▶ Given instruction
How many of these lines hold the string "Ledger"? Answer with the number only.

▶ Task data
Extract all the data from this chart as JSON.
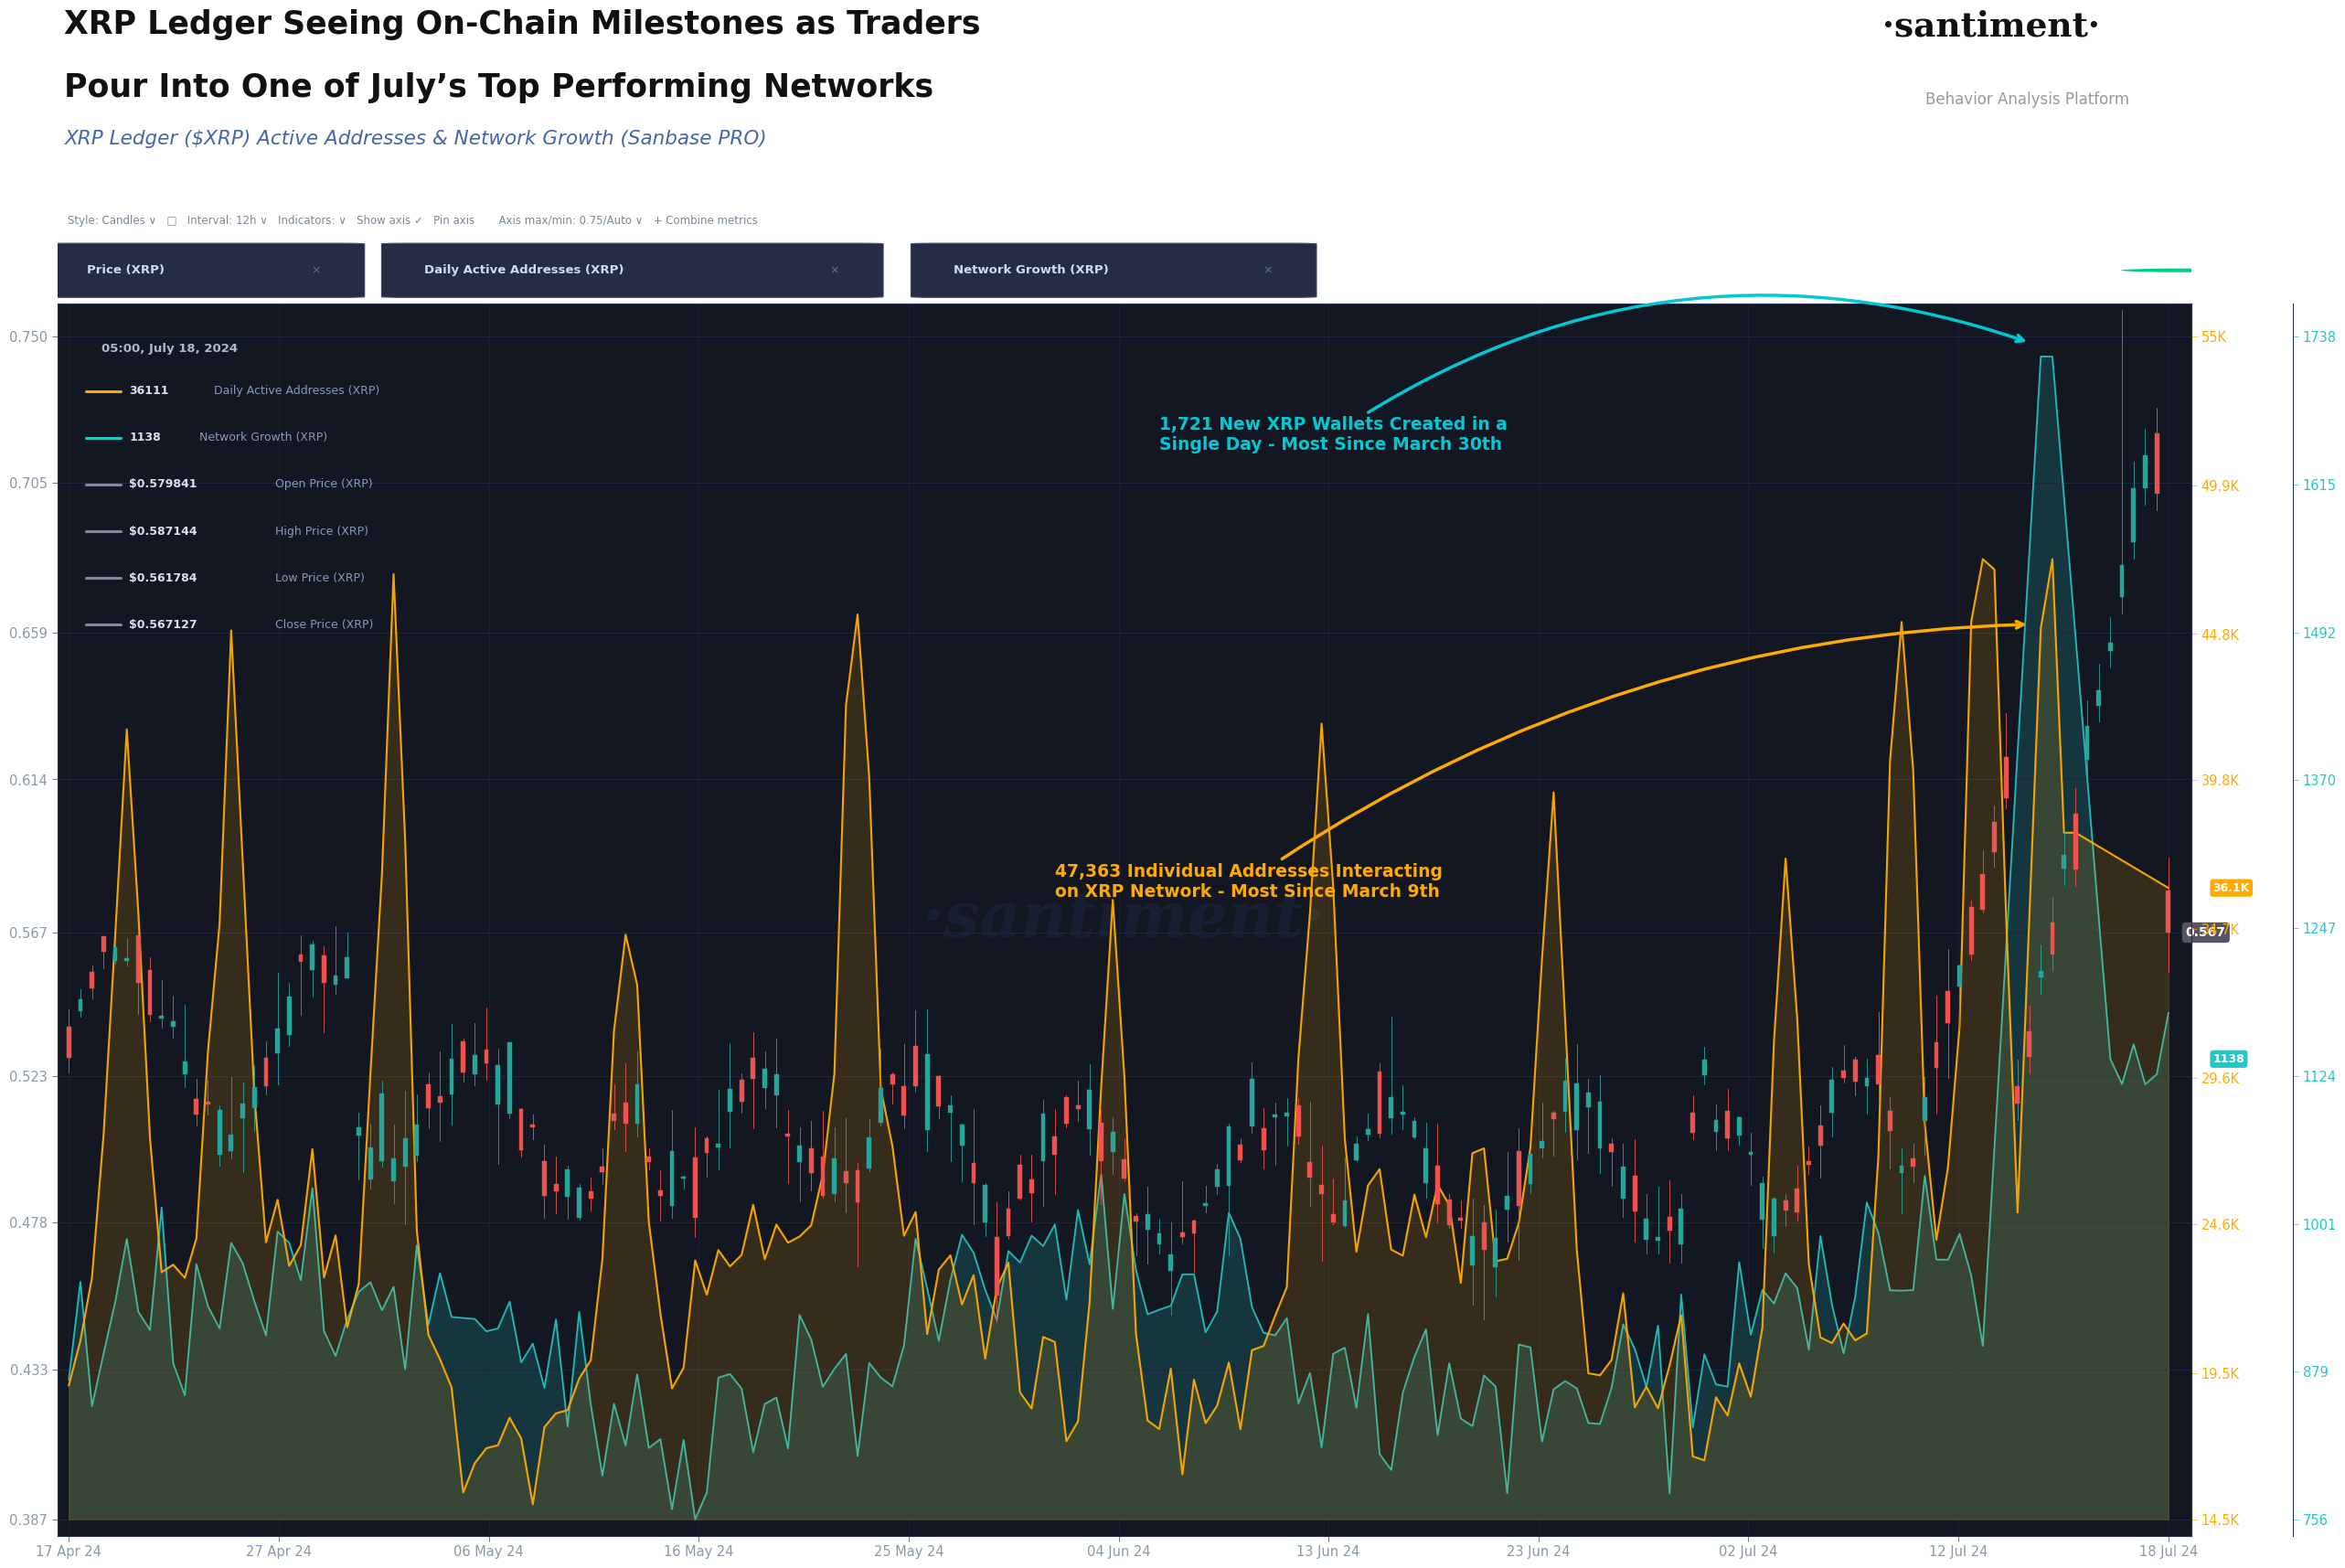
{
  "title_line1": "XRP Ledger Seeing On-Chain Milestones as Traders",
  "title_line2": "Pour Into One of July’s Top Performing Networks",
  "subtitle": "XRP Ledger ($XRP) Active Addresses & Network Growth (Sanbase PRO)",
  "santiment_label": "·santiment·",
  "santiment_sub": "Behavior Analysis Platform",
  "bg_outer": "#ffffff",
  "bg_chart": "#131722",
  "bg_toolbar": "#1a2035",
  "bg_legend": "#1e2638",
  "annotation1": "1,721 New XRP Wallets Created in a\nSingle Day - Most Since March 30th",
  "annotation2": "47,363 Individual Addresses Interacting\non XRP Network - Most Since March 9th",
  "annotation1_color": "#00c8d4",
  "annotation2_color": "#ffaa00",
  "x_labels": [
    "17 Apr 24",
    "27 Apr 24",
    "06 May 24",
    "16 May 24",
    "25 May 24",
    "04 Jun 24",
    "13 Jun 24",
    "23 Jun 24",
    "02 Jul 24",
    "12 Jul 24",
    "18 Jul 24"
  ],
  "y_left_ticks": [
    0.387,
    0.433,
    0.478,
    0.523,
    0.567,
    0.614,
    0.659,
    0.705,
    0.75
  ],
  "y_right1_ticks_k": [
    14.5,
    19.5,
    24.6,
    29.6,
    34.7,
    39.8,
    44.8,
    49.9,
    55.0
  ],
  "y_right1_labels": [
    "14.5K",
    "19.5K",
    "24.6K",
    "29.6K",
    "34.7K",
    "39.8K",
    "44.8K",
    "49.9K",
    "55K"
  ],
  "y_right2_ticks": [
    756,
    879,
    1001,
    1124,
    1247,
    1370,
    1492,
    1615,
    1738
  ],
  "y_right2_labels": [
    "756",
    "879",
    "1001",
    "1124",
    "1247",
    "1370",
    "1492",
    "1615",
    "1738"
  ],
  "price_color_up": "#26a69a",
  "price_color_down": "#ef5350",
  "active_addr_color": "#ffaa00",
  "network_growth_color": "#26c6c6",
  "legend_items": [
    {
      "label": "36111",
      "sublabel": " Daily Active Addresses (XRP)",
      "color": "#ffaa00"
    },
    {
      "label": "1138",
      "sublabel": " Network Growth (XRP)",
      "color": "#26c6c6"
    },
    {
      "label": "$0.579841",
      "sublabel": " Open Price (XRP)",
      "color": "#888899"
    },
    {
      "label": "$0.587144",
      "sublabel": " High Price (XRP)",
      "color": "#888899"
    },
    {
      "label": "$0.561784",
      "sublabel": " Low Price (XRP)",
      "color": "#888899"
    },
    {
      "label": "$0.567127",
      "sublabel": " Close Price (XRP)",
      "color": "#888899"
    }
  ],
  "watermark": "·santiment·",
  "current_price": "0.567",
  "current_active": "36.1K",
  "current_network": "1138",
  "tab_labels": [
    "Price (XRP)",
    "Daily Active Addresses (XRP)",
    "Network Growth (XRP)"
  ],
  "tab_colors": [
    "#ffaa00",
    "#26c6c6",
    "#26c6c6"
  ],
  "style_bar_text": "Style: Candles ∨   □   Interval: 12h ∨   Indicators: ∨   Show axis ✓   Pin axis       Axis max/min: 0.75/Auto ∨   + Combine metrics"
}
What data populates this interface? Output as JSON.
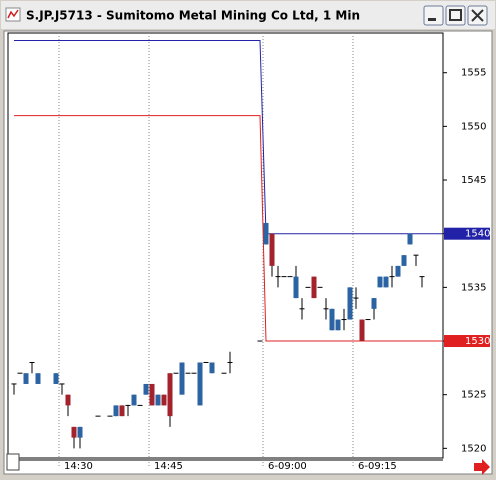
{
  "chart_data": {
    "type": "candlestick",
    "title": "S.JP.J5713 - Sumitomo Metal Mining Co Ltd, 1 Min",
    "x": [
      null,
      null,
      null,
      null,
      null,
      null,
      null,
      null,
      "14:30",
      null,
      null,
      null,
      null,
      null,
      null,
      null,
      null,
      null,
      null,
      null,
      null,
      null,
      null,
      "14:45",
      null,
      null,
      null,
      null,
      null,
      null,
      null,
      null,
      null,
      null,
      null,
      null,
      null,
      null,
      null,
      null,
      null,
      null,
      "6-09:00",
      null,
      null,
      null,
      null,
      null,
      null,
      null,
      null,
      null,
      null,
      null,
      null,
      null,
      null,
      "6-09:15",
      null,
      null,
      null,
      null,
      null,
      null,
      null,
      null,
      null,
      null,
      null
    ],
    "open": [
      1526,
      1527,
      1526,
      1528,
      1526,
      null,
      null,
      1526,
      1526,
      1525,
      1522,
      1521,
      null,
      null,
      1523,
      null,
      1523,
      1523,
      1524,
      1524,
      1524,
      1524,
      1525,
      1526,
      1524,
      1525,
      1527,
      1527,
      1525,
      1527,
      1527,
      1524,
      1528,
      1527,
      null,
      1527,
      1528,
      null,
      null,
      null,
      null,
      1530,
      1539,
      1540,
      1536,
      1536,
      1536,
      1534,
      1533,
      1535,
      1536,
      1535,
      1533,
      1531,
      1531,
      1532,
      1532,
      1534,
      1532,
      1532,
      1533,
      1535,
      1535,
      1536,
      1536,
      1537,
      1539,
      1538,
      1536
    ],
    "high": [
      1526,
      1527,
      1527,
      1528,
      1527,
      null,
      null,
      1527,
      1526,
      1525,
      1522,
      1522,
      null,
      null,
      1523,
      null,
      1523,
      1524,
      1524,
      1524,
      1525,
      1524,
      1526,
      1526,
      1525,
      1525,
      1527,
      1527,
      1528,
      1527,
      1527,
      1528,
      1528,
      1528,
      null,
      1527,
      1529,
      null,
      null,
      null,
      null,
      1530,
      1541,
      1540,
      1537,
      1536,
      1536,
      1537,
      1534,
      1535,
      1536,
      1535,
      1534,
      1533,
      1532,
      1533,
      1535,
      1535,
      1532,
      1532,
      1534,
      1536,
      1536,
      1537,
      1537,
      1538,
      1540,
      1538,
      1536
    ],
    "low": [
      1525,
      1527,
      1526,
      1527,
      1526,
      null,
      null,
      1526,
      1525,
      1523,
      1520,
      1520,
      null,
      null,
      1523,
      null,
      1523,
      1523,
      1523,
      1523,
      1524,
      1524,
      1525,
      1524,
      1524,
      1524,
      1522,
      1527,
      1525,
      1527,
      1527,
      1524,
      1528,
      1527,
      null,
      1527,
      1527,
      null,
      null,
      null,
      null,
      1530,
      1539,
      1536,
      1535,
      1536,
      1536,
      1534,
      1532,
      1535,
      1534,
      1535,
      1532,
      1531,
      1531,
      1531,
      1532,
      1533,
      1530,
      1532,
      1532,
      1535,
      1535,
      1535,
      1536,
      1537,
      1539,
      1537,
      1535
    ],
    "close": [
      1526,
      1527,
      1527,
      1528,
      1527,
      null,
      null,
      1527,
      1526,
      1524,
      1521,
      1522,
      null,
      null,
      1523,
      null,
      1523,
      1524,
      1523,
      1524,
      1525,
      1524,
      1526,
      1524,
      1525,
      1524,
      1523,
      1527,
      1528,
      1527,
      1527,
      1528,
      1528,
      1528,
      null,
      1527,
      1528,
      null,
      null,
      null,
      null,
      1530,
      1541,
      1537,
      1536,
      1536,
      1536,
      1536,
      1533,
      1535,
      1534,
      1535,
      1533,
      1533,
      1532,
      1532,
      1535,
      1534,
      1530,
      1532,
      1534,
      1536,
      1536,
      1536,
      1537,
      1538,
      1540,
      1538,
      1536
    ],
    "up_color": "#2b63a3",
    "down_color": "#a3222c",
    "lines": [
      {
        "color": "#2222a8",
        "values": [
          1558,
          1558,
          1558,
          1558,
          1558,
          1558,
          1558,
          1558,
          1558,
          1558,
          1558,
          1558,
          1558,
          1558,
          1558,
          1558,
          1558,
          1558,
          1558,
          1558,
          1558,
          1558,
          1558,
          1558,
          1558,
          1558,
          1558,
          1558,
          1558,
          1558,
          1558,
          1558,
          1558,
          1558,
          1558,
          1558,
          1558,
          1558,
          1558,
          1558,
          1558,
          1558,
          1540,
          1540,
          1540,
          1540,
          1540,
          1540,
          1540,
          1540,
          1540,
          1540,
          1540,
          1540,
          1540,
          1540,
          1540,
          1540,
          1540,
          1540,
          1540,
          1540,
          1540,
          1540,
          1540,
          1540,
          1540,
          1540,
          1540
        ]
      },
      {
        "color": "#e02020",
        "values": [
          1551,
          1551,
          1551,
          1551,
          1551,
          1551,
          1551,
          1551,
          1551,
          1551,
          1551,
          1551,
          1551,
          1551,
          1551,
          1551,
          1551,
          1551,
          1551,
          1551,
          1551,
          1551,
          1551,
          1551,
          1551,
          1551,
          1551,
          1551,
          1551,
          1551,
          1551,
          1551,
          1551,
          1551,
          1551,
          1551,
          1551,
          1551,
          1551,
          1551,
          1551,
          1551,
          1530,
          1530,
          1530,
          1530,
          1530,
          1530,
          1530,
          1530,
          1530,
          1530,
          1530,
          1530,
          1530,
          1530,
          1530,
          1530,
          1530,
          1530,
          1530,
          1530,
          1530,
          1530,
          1530,
          1530,
          1530,
          1530,
          1530
        ]
      }
    ],
    "ylim": [
      1519.1,
      1558.7
    ],
    "yticks": [
      1520,
      1525,
      1530,
      1535,
      1540,
      1545,
      1550,
      1555
    ]
  }
}
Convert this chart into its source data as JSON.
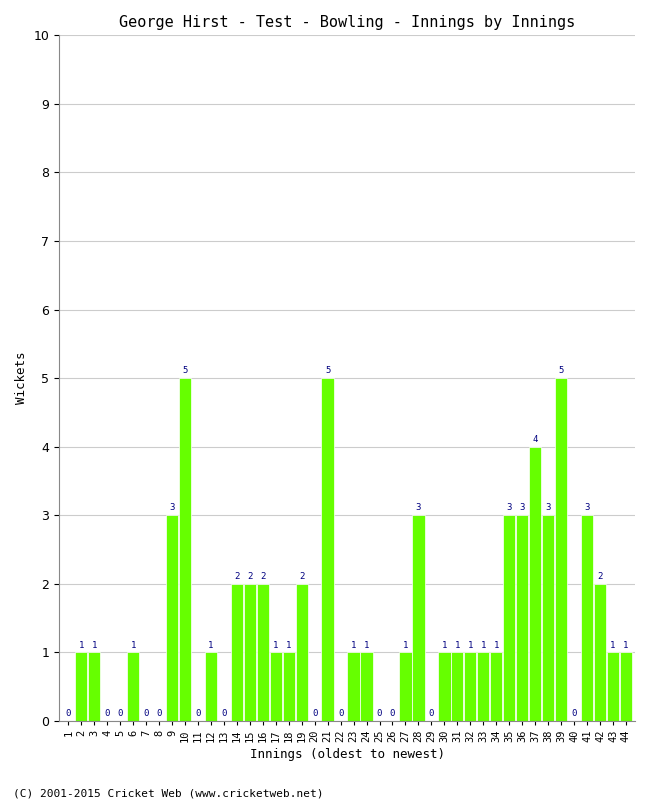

▶ Answer to the exercise
2